◆ TASK TO CARRY OUT ◆
Copy each line in the data that includes the word "roundnetai".

◆ DATASET ENTRIES ◆
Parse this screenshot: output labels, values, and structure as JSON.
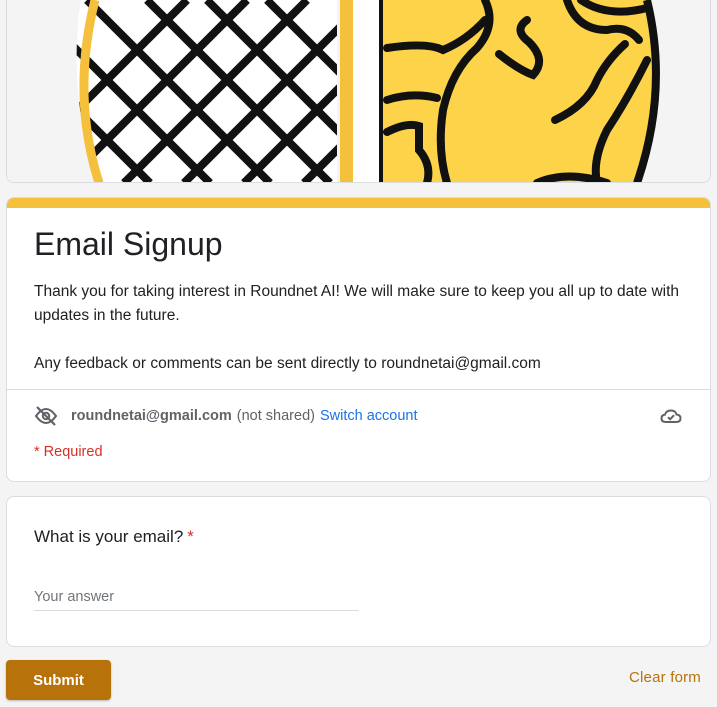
{
  "form": {
    "title": "Email Signup",
    "description_line1": "Thank you for taking interest in Roundnet AI! We will make sure to keep you all up to date with updates in the future.",
    "description_line2": "Any feedback or comments can be sent directly to roundnetai@gmail.com",
    "accent_color": "#f5c13d",
    "button_color": "#b7720a"
  },
  "account": {
    "email": "roundnetai@gmail.com",
    "not_shared": "(not shared)",
    "switch_label": "Switch account",
    "privacy_icon": "eye-off-icon",
    "save_icon": "cloud-check-icon"
  },
  "required_note": "* Required",
  "question": {
    "title": "What is your email?",
    "required_mark": "*",
    "placeholder": "Your answer"
  },
  "actions": {
    "submit_label": "Submit",
    "clear_label": "Clear form"
  }
}
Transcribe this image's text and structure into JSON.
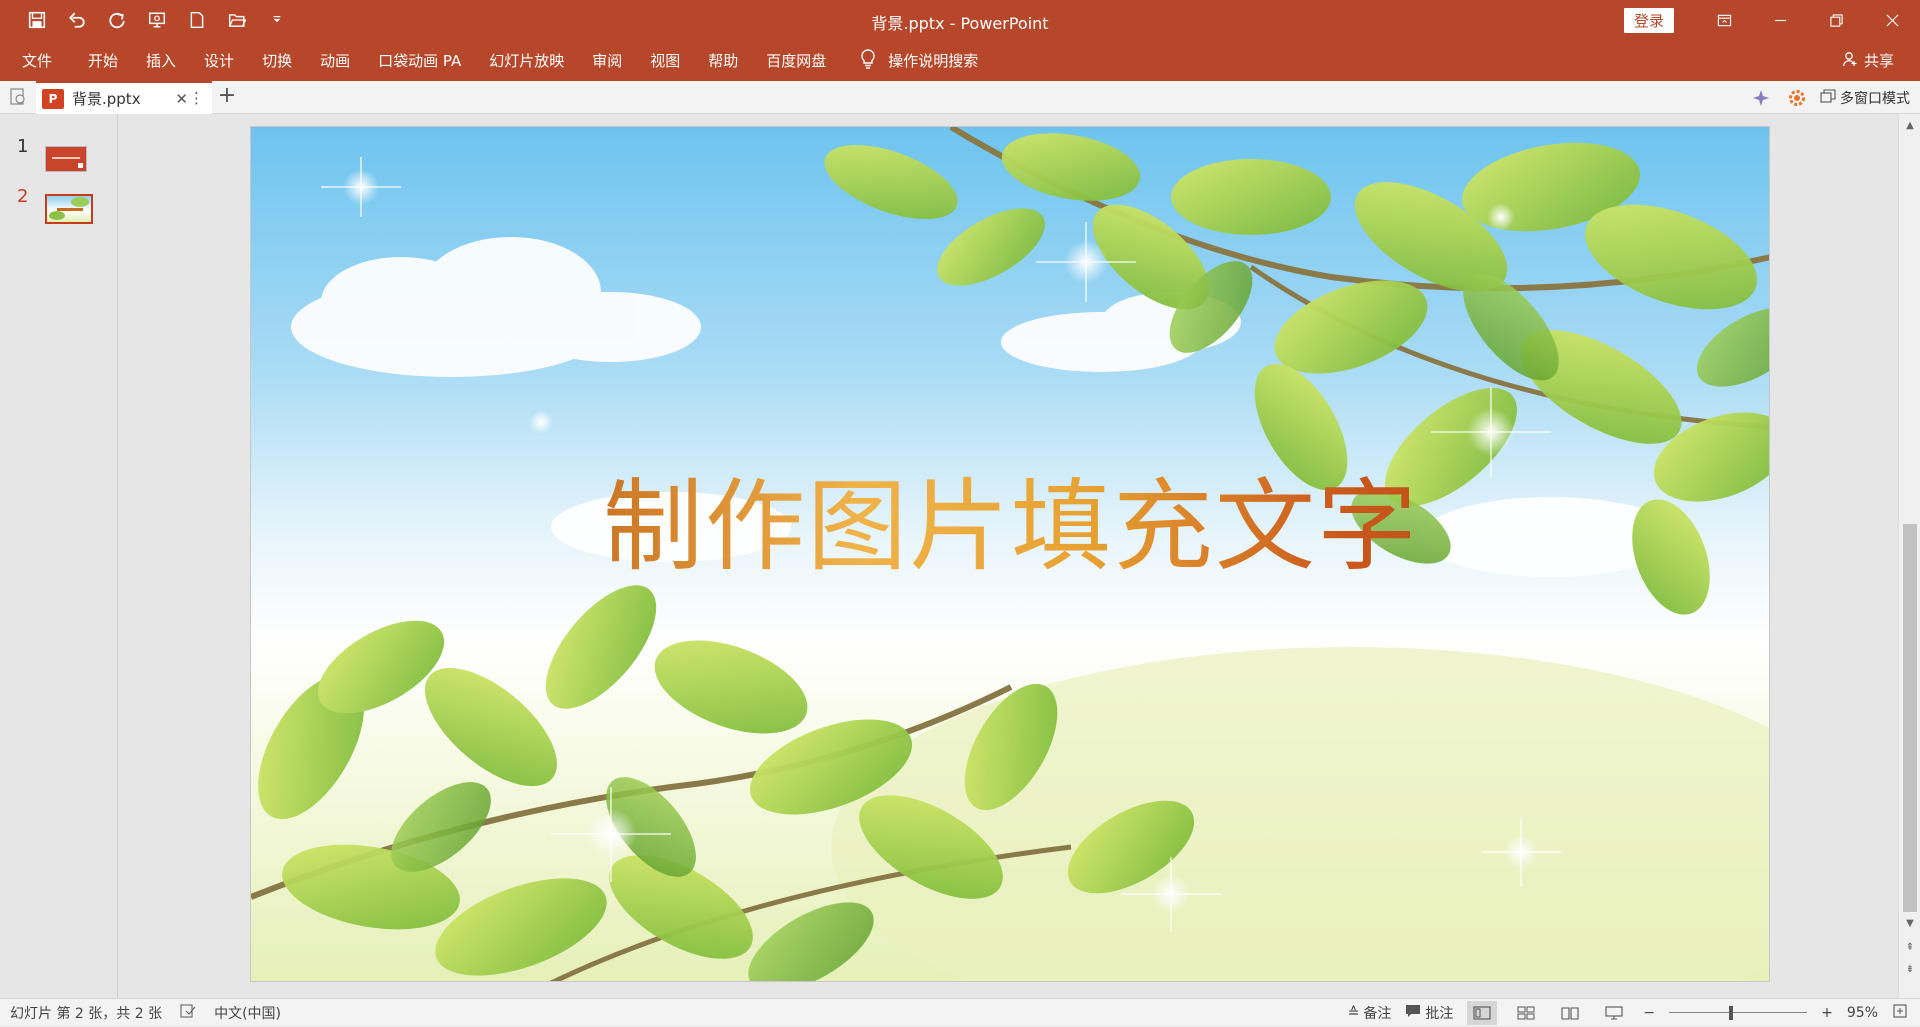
{
  "window": {
    "title": "背景.pptx  -  PowerPoint",
    "login_label": "登录"
  },
  "quick_access": {
    "icons": [
      "save-icon",
      "undo-icon",
      "redo-icon",
      "present-icon",
      "new-icon",
      "open-icon",
      "customize-icon"
    ]
  },
  "ribbon": {
    "tabs": [
      "文件",
      "开始",
      "插入",
      "设计",
      "切换",
      "动画",
      "口袋动画 PA",
      "幻灯片放映",
      "审阅",
      "视图",
      "帮助",
      "百度网盘"
    ],
    "search_label": "操作说明搜索",
    "share_label": "共享"
  },
  "docbar": {
    "tab_label": "背景.pptx",
    "tab_icon_letter": "P",
    "multiwindow_label": "多窗口模式"
  },
  "thumbnails": [
    {
      "number": "1",
      "active": false
    },
    {
      "number": "2",
      "active": true
    }
  ],
  "slide": {
    "title": "制作图片填充文字"
  },
  "status": {
    "slide_info": "幻灯片 第 2 张，共 2 张",
    "language": "中文(中国)",
    "notes_label": "备注",
    "comments_label": "批注",
    "zoom_minus": "−",
    "zoom_plus": "+",
    "zoom_level": "95%",
    "zoom_fraction": 0.45
  },
  "colors": {
    "accent": "#b7472a",
    "active_thumb": "#c43e1c"
  }
}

◆ COMPLETE RESPONSE ◆
    "description_line2": "Any feedback or comments can be sent directly to roundnetai@gmail.com",
    "email": "roundnetai@gmail.com",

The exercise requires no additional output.